> **MATERIAL**
▬▬▬▬▬▬▬▬▬▬
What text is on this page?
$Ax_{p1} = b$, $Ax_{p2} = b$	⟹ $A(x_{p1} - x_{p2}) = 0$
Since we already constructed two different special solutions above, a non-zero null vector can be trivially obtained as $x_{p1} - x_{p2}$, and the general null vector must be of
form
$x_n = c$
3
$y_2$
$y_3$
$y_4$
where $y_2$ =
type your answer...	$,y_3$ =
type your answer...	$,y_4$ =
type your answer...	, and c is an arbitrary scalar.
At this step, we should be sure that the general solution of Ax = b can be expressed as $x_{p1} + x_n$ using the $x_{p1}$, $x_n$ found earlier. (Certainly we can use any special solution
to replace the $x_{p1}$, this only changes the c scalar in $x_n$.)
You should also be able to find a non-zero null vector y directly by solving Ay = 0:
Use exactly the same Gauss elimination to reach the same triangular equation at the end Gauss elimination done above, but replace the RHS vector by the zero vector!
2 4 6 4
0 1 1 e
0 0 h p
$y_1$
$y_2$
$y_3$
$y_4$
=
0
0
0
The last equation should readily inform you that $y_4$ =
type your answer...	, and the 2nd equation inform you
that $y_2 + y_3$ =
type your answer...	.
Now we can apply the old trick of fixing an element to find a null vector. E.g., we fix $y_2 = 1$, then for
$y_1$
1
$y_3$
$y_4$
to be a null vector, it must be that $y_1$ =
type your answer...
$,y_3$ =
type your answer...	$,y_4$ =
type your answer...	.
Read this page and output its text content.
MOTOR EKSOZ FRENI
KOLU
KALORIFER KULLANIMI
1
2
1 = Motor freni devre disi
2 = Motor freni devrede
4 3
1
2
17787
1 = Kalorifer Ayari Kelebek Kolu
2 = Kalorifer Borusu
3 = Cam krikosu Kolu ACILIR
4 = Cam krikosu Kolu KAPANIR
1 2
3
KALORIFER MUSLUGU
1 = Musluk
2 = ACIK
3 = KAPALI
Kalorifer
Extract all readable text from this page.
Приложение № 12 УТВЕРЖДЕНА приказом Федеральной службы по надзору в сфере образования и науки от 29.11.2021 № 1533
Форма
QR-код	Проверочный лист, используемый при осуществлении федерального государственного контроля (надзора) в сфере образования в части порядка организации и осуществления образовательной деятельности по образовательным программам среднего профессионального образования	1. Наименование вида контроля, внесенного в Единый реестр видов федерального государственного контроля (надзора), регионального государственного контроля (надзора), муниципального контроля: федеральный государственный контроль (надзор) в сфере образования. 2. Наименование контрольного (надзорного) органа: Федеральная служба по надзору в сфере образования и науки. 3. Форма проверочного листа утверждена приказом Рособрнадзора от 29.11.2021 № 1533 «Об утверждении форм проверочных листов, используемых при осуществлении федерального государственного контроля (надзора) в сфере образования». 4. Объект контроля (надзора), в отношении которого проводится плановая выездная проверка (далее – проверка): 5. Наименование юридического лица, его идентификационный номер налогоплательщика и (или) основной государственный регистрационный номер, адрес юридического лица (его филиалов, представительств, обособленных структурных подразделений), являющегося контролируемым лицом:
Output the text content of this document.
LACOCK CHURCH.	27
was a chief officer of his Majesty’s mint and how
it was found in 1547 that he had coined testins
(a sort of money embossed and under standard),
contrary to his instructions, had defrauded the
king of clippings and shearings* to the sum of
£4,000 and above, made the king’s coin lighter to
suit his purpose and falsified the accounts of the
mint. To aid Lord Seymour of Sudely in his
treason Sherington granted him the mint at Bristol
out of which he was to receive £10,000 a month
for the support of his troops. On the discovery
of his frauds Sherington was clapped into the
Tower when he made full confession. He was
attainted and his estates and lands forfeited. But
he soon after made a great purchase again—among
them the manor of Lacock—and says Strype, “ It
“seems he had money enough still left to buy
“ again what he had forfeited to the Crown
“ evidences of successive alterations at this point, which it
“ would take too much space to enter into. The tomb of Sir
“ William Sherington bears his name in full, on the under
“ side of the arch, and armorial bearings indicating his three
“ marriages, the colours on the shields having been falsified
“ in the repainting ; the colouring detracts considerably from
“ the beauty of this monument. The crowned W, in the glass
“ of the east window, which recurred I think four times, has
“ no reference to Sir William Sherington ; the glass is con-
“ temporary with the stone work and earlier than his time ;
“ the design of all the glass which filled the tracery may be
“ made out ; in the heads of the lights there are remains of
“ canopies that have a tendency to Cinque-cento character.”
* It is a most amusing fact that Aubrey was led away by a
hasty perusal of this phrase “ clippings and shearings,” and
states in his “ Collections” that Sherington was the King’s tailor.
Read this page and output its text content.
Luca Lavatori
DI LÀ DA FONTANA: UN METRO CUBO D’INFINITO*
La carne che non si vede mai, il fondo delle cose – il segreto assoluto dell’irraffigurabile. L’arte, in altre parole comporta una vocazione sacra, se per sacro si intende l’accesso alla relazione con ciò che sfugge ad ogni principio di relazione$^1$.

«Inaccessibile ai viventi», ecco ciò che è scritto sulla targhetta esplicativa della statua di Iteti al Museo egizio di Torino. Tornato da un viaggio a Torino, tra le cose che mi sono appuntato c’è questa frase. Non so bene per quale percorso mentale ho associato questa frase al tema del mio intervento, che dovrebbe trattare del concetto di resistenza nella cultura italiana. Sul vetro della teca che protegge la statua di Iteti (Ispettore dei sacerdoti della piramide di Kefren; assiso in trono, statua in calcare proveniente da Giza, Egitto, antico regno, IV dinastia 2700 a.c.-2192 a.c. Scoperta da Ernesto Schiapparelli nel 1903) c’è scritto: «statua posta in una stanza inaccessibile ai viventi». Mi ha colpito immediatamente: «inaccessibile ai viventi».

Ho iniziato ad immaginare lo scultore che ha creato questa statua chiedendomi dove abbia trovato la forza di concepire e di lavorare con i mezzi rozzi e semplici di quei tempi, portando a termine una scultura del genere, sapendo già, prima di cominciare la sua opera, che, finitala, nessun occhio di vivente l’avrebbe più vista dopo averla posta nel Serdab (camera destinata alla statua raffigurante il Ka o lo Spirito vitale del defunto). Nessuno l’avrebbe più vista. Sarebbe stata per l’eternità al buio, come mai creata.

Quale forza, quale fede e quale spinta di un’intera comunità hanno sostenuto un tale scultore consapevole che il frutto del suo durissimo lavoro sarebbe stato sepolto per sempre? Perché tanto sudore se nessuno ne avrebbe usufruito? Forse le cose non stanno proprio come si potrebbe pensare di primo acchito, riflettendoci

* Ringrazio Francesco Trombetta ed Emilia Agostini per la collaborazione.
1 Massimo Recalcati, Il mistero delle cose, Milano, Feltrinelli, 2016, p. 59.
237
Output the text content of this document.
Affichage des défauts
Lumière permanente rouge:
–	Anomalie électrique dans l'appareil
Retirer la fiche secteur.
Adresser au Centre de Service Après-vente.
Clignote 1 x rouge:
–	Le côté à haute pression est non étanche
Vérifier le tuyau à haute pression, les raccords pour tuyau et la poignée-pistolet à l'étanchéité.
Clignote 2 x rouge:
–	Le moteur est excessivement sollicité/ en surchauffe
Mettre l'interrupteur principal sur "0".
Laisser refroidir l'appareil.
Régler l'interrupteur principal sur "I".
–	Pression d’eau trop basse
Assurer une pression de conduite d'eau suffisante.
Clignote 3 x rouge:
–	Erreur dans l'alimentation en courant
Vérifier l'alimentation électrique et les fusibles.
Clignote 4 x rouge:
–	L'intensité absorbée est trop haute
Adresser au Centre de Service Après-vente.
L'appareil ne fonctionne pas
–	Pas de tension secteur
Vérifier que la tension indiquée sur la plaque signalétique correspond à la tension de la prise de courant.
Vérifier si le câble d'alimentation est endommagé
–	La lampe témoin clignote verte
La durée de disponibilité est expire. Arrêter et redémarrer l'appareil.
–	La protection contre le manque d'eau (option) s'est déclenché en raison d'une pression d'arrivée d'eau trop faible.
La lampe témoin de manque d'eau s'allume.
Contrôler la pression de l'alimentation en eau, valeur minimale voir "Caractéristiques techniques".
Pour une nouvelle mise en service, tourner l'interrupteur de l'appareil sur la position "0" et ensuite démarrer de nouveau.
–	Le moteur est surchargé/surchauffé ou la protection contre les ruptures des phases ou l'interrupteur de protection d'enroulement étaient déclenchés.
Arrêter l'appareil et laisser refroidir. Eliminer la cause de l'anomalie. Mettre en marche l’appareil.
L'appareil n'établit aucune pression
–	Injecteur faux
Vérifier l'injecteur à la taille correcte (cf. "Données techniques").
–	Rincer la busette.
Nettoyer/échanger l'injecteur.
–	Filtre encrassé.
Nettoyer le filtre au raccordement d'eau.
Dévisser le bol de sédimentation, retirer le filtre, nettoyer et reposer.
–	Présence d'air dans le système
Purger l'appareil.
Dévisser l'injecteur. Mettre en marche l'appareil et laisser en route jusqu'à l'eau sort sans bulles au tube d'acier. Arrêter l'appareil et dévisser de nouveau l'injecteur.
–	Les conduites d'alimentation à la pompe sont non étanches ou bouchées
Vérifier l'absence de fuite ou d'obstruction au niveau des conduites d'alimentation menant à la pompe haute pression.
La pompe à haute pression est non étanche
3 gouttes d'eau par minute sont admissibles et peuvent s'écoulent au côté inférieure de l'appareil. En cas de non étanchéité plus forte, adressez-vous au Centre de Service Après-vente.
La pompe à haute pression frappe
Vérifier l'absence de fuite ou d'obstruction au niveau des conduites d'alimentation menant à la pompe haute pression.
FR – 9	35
▬▬▬▬▬▬▬▬▬▬
> **GIVEN PROBLEM**
Select and copy every line from the records that includes the word "Sherington".

> **TASK SOLUTION**
treason Sherington granted him the mint at Bristol
of his frauds Sherington was clapped into the
“ William Sherington bears his name in full, on the under
“ no reference to Sir William Sherington ; the glass is con-
states in his “ Collections” that Sherington was the King’s tailor.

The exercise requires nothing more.